# Records contained in a dataset:
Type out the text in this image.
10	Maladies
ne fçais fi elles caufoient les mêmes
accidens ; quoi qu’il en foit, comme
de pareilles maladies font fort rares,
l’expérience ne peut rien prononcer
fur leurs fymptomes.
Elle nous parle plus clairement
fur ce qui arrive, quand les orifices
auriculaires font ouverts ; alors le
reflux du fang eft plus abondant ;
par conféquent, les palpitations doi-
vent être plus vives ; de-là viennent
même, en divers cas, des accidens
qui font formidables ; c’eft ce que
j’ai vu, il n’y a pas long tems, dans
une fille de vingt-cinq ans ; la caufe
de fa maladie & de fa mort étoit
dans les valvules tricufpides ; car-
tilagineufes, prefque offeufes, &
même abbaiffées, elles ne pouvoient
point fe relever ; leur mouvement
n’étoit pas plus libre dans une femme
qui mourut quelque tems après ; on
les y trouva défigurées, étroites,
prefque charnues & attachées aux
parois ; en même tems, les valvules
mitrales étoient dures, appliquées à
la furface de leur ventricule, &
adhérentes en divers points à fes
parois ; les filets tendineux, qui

# Short task:
Set out the complete listing exactly as shown.

# Finished answer:
Type out the text in this image.
10	Maladies
ne fçais fi elles caufoient les mêmes
accidens ; quoi qu’il en foit, comme
de pareilles maladies font fort rares,
l’expérience ne peut rien prononcer
fur leurs fymptomes.
Elle nous parle plus clairement
fur ce qui arrive, quand les orifices
auriculaires font ouverts ; alors le
reflux du fang eft plus abondant ;
par conféquent, les palpitations doi-
vent être plus vives ; de-là viennent
même, en divers cas, des accidens
qui font formidables ; c’eft ce que
j’ai vu, il n’y a pas long tems, dans
une fille de vingt-cinq ans ; la caufe
de fa maladie & de fa mort étoit
dans les valvules tricufpides ; car-
tilagineufes, prefque offeufes, &
même abbaiffées, elles ne pouvoient
point fe relever ; leur mouvement
n’étoit pas plus libre dans une femme
qui mourut quelque tems après ; on
les y trouva défigurées, étroites,
prefque charnues & attachées aux
parois ; en même tems, les valvules
mitrales étoient dures, appliquées à
la furface de leur ventricule, &
adhérentes en divers points à fes
parois ; les filets tendineux, qui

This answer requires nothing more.